▶ WORK TO BE COMPLETED:
Scan the data below and report how many lines include the word "chevron". Nothing else is wanted.

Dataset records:
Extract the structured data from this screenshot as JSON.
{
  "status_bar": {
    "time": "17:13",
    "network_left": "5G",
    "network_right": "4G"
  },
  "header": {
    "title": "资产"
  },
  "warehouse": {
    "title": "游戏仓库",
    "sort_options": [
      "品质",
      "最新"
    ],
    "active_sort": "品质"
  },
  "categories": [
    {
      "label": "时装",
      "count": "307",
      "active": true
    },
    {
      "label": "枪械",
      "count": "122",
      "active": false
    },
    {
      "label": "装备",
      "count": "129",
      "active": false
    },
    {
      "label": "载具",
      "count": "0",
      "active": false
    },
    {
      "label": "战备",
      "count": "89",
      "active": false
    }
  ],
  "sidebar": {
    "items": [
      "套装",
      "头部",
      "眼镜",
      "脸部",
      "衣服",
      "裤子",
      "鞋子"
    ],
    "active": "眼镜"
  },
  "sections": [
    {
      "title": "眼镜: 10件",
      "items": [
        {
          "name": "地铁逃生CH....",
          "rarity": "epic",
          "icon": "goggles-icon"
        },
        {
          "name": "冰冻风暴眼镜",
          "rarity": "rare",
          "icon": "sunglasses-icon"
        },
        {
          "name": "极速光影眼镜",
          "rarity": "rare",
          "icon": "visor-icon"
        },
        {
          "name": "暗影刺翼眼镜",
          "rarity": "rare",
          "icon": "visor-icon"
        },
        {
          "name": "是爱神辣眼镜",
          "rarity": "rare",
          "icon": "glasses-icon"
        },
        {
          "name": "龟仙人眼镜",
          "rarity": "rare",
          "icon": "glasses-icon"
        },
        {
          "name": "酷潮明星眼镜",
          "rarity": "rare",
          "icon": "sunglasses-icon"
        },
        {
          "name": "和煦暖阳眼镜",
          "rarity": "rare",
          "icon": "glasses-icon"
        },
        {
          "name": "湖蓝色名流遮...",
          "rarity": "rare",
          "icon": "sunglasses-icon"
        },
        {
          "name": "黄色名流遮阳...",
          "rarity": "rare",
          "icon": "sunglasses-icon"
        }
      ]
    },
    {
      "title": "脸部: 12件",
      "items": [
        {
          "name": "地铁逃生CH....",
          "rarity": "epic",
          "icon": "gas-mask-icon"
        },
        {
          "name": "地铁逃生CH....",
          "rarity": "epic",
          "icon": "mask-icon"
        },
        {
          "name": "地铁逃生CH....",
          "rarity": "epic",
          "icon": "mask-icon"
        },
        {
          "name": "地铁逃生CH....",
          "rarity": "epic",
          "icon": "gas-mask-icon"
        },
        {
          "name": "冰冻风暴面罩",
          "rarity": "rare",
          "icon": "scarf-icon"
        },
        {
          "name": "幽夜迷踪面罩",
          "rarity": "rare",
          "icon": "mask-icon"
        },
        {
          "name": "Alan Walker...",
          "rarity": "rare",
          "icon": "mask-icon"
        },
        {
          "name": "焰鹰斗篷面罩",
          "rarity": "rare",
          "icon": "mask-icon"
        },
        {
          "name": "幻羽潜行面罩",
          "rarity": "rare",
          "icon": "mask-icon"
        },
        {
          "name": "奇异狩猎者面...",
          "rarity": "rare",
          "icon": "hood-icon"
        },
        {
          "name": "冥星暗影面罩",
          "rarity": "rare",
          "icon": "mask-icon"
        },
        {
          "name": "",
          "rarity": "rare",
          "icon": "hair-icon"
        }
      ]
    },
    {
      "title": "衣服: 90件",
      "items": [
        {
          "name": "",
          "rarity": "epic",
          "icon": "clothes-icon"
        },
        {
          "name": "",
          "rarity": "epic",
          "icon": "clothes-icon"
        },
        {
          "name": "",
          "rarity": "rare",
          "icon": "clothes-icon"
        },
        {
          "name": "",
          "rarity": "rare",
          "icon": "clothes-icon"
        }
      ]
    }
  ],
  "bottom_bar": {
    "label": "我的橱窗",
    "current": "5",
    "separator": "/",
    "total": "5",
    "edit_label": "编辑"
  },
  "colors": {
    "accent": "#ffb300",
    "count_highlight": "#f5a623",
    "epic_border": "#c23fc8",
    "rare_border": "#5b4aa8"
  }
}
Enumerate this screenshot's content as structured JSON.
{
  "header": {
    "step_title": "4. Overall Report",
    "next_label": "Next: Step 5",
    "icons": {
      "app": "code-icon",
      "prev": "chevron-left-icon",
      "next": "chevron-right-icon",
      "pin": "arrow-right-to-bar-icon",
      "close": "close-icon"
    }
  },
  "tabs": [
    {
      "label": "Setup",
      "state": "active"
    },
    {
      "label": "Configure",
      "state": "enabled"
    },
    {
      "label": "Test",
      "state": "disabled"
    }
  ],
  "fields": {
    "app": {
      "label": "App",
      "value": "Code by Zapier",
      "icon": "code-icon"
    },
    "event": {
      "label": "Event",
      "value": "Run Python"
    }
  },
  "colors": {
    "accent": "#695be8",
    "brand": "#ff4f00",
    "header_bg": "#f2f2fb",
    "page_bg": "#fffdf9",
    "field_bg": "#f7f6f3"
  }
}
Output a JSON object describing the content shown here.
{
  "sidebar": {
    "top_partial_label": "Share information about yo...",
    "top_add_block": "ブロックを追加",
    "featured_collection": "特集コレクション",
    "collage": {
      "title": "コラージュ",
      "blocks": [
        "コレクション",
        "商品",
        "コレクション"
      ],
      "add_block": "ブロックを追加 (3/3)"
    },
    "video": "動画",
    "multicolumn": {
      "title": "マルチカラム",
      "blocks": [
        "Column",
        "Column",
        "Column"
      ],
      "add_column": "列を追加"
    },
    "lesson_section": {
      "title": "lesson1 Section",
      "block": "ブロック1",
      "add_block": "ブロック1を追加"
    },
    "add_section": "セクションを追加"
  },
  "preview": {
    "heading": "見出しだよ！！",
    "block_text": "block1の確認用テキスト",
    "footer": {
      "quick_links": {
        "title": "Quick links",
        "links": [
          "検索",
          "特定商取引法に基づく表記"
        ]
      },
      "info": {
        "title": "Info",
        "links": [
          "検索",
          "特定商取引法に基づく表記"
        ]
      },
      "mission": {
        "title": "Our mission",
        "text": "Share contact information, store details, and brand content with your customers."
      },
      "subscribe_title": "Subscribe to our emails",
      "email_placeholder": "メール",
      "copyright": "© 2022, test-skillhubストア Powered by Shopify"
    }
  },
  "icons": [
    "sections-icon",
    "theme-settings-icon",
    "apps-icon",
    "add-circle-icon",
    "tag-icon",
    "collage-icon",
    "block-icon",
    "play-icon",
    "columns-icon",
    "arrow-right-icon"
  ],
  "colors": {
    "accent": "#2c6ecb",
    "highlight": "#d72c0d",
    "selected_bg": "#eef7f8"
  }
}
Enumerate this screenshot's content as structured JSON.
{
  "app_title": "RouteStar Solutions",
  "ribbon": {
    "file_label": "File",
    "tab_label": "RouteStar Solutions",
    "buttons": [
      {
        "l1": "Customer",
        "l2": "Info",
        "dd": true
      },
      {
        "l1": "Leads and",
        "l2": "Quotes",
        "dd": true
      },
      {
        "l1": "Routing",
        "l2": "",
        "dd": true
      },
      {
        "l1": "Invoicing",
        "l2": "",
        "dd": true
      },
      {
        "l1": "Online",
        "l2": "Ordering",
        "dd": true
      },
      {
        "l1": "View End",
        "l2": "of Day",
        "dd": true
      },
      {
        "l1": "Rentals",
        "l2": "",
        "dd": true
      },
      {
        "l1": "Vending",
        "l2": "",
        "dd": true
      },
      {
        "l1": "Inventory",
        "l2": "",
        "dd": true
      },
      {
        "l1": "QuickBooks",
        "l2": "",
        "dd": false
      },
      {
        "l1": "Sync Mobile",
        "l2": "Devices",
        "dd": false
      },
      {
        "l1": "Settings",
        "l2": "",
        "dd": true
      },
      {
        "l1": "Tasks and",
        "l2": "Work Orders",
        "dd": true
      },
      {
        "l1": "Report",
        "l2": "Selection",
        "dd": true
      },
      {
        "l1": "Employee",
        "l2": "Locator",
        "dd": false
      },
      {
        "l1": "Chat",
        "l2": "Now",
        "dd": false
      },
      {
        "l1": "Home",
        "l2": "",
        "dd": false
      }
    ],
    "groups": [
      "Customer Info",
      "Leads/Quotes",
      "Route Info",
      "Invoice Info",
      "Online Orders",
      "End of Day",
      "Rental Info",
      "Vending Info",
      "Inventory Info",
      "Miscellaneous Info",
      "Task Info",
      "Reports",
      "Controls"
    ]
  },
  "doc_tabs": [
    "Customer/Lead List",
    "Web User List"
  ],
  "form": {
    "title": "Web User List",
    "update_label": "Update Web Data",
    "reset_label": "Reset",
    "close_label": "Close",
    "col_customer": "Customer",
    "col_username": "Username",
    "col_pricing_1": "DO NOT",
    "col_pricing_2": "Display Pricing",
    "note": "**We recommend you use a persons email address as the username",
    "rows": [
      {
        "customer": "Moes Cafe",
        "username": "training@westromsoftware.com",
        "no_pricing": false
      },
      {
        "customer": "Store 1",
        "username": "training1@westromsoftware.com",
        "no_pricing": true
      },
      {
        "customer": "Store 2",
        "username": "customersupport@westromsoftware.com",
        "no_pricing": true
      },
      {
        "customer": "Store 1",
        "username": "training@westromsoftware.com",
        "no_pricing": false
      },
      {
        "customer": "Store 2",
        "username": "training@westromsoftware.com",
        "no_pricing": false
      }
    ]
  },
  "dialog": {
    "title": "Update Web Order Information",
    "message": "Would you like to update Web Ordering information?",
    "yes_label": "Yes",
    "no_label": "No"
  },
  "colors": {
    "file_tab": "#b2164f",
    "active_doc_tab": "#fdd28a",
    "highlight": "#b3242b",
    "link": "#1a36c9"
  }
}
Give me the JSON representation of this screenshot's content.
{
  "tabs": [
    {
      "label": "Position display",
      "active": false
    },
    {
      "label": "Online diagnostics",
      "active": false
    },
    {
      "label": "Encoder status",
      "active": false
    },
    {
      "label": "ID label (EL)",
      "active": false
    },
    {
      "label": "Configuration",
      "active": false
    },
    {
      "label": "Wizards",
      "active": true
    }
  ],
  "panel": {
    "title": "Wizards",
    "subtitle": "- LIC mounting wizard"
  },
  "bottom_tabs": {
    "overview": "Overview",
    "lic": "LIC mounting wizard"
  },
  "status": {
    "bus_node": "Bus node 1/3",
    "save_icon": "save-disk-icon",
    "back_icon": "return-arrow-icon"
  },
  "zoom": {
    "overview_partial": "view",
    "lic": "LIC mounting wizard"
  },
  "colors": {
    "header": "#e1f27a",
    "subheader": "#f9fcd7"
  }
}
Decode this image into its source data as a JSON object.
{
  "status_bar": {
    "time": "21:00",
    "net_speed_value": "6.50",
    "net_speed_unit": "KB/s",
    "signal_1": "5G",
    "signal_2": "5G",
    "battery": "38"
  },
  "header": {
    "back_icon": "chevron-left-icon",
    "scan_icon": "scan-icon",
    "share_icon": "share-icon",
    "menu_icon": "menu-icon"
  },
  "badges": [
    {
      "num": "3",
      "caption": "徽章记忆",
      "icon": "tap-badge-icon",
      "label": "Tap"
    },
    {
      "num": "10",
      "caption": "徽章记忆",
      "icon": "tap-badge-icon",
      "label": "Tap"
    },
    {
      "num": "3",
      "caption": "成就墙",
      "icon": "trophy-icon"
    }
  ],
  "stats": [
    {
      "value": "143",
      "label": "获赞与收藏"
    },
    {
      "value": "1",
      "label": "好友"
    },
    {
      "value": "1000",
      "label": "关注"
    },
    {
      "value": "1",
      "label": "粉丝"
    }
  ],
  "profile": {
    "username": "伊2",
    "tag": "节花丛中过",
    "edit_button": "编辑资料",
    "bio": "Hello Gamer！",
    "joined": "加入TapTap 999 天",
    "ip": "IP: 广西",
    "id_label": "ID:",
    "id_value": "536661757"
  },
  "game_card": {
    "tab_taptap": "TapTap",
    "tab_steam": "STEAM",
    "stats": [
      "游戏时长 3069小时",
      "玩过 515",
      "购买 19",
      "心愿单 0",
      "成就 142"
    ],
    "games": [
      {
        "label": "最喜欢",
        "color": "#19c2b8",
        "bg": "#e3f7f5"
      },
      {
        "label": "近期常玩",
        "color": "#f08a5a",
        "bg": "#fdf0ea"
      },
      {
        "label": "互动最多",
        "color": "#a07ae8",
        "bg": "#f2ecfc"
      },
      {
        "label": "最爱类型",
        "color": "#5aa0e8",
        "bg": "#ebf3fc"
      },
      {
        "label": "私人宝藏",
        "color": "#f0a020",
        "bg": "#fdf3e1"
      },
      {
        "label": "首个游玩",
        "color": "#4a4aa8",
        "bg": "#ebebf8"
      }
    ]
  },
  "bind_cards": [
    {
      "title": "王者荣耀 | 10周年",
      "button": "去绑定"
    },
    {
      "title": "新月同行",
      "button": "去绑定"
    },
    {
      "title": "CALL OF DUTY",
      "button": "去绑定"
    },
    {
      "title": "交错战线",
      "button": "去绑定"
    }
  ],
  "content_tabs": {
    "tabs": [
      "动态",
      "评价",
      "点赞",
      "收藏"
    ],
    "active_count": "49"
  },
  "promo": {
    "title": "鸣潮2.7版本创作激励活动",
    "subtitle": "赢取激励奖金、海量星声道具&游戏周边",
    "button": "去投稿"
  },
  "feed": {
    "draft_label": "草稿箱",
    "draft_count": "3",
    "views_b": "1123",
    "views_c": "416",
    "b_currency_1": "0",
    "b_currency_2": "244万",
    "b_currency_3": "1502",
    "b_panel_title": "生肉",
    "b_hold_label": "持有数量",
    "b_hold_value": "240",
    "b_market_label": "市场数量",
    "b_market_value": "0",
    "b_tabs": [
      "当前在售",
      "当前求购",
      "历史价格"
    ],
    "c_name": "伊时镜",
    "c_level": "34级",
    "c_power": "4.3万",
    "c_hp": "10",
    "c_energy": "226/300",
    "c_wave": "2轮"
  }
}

▶ RESULT OF THE EXERCISE:
3